Now Available: Speaker & Video APIs from Microsoft Project Oxford

This post is by Ryan Galgon, Senior Program Manager, Microsoft Technology and Research

Last month we announced new features for Microsoft Project Oxford machine learning APIs, enabling developers across different platforms to easily add intelligence to applications without having to be AI experts. Project Oxford is just one instance of a broader class of work Microsoft is pursuing around artificial intelligence, and our vision for more personal computing experiences and enhanced productivity aided by systems that increasingly can see, hear, speak, understand and even begin to reason.

Today, the Speaker Recognition APIs and Video APIs are available in public preview, and the Custom Recognition Intelligence Service (CRIS) is accepting invites at www.ProjectOxford.ai.

CRIS offers a way to customize the Microsoft speech recognition system to a particular vocabulary, environment, and/or user population. The Video APIs makes it easy to analyze and automatically edit video using Microsoft video processing algorithms to detect and track faces in video, detect when motion has occurred in videos with stationary backgrounds, and smooths and stabilize videos.

In the rest of this post we’ll share some more background on the new Speaker Recognition APIs, including how to use them and the technology behind them.

Example Use Case: Stronger Authentication with Speaker Recognition APIs

The Speaker Recognition APIs helps to recognize users and customers (speakers) from their voice. While Speaker Recognition APIs are not intended to be a replacement for stronger authentication tools, they do provide additional authentication measures to take security to a next level. Another way Speaker Recognition APIs can be used is to enhance customer service experience by automatically identifying the calling customer without the need for an agent to conduct a question and answer process to manually verify a customer’s identity.

Our goal with Speaker Recognition is to help developers build intelligent authentication mechanisms capable of balancing between convenience and fraud. Achieving such balance is no easy feat. Ideally, to establish identity, three pieces of information are needed:

  • Something you know (password or PIN).
  • Something you have (a secure key pad, mobile device or credit card).
  • Something you are (biometrics such as voice, fingerprint, face).

Voice has unique characteristics that can be used to help identify a person. The past few years witnessed tremendous improvement in the performance of speaker recognition systems.  [1][3]

There are two phases when using the Speaker Recognition APIs: enrollment and recognition. During enrollment, a speaker’s voice is recorded and a number of features are extracted to form a unique voiceprint that uniquely identifies an individual. These characteristics are based on the physical configuration of a speaker’s mouth and throat and can be expressed as a mathematical formula. During recognition, the speech sample provided is compared against the previously created voiceprint.

**Given material:**
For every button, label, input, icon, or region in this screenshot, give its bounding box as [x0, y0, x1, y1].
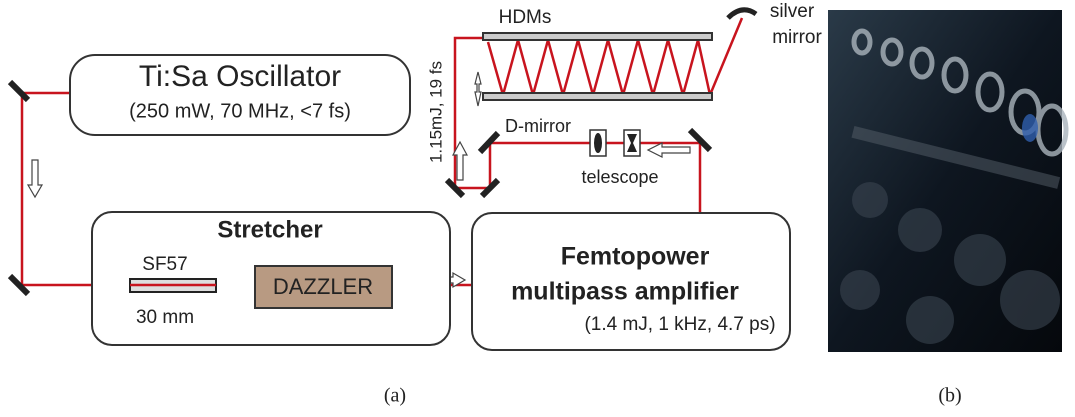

**Job A:** Give the passage of the Project Oxford post again, starting at "Now Available: Speaker" and ending at "begin to reason.", and swap "developers" for "programmers".
**Job B:** In the Project Oxford post, what are the two phases of using the Speaker Recognition APIs?
**Job C:**
Do these statements agree with the Project Oxford post? Answer each with yes or no, quoting the deciding words.
(i) The Video APIs can detect and track faces in video.
(ii) The Speaker Recognition APIs are meant to replace stronger authentication tools.
(iii) The Custom Recognition Intelligence Service is available in public preview.

**Correct response A:**
Now Available: Speaker & Video APIs from Microsoft Project Oxford

This post is by Ryan Galgon, Senior Program Manager, Microsoft Technology and Research

Last month we announced new features for Microsoft Project Oxford machine learning APIs, enabling programmers across different platforms to easily add intelligence to applications without having to be AI experts. Project Oxford is just one instance of a broader class of work Microsoft is pursuing around artificial intelligence, and our vision for more personal computing experiences and enhanced productivity aided by systems that increasingly can see, hear, speak, understand and even begin to reason.

**Correct response B:** Enrollment and recognition.

**Correct response C:**
(i) Yes: "detect and track faces in video"
(ii) No: "Speaker Recognition APIs are not intended to be a replacement for stronger authentication tools"
(iii) No: "the Custom Recognition Intelligence Service (CRIS) is accepting invites"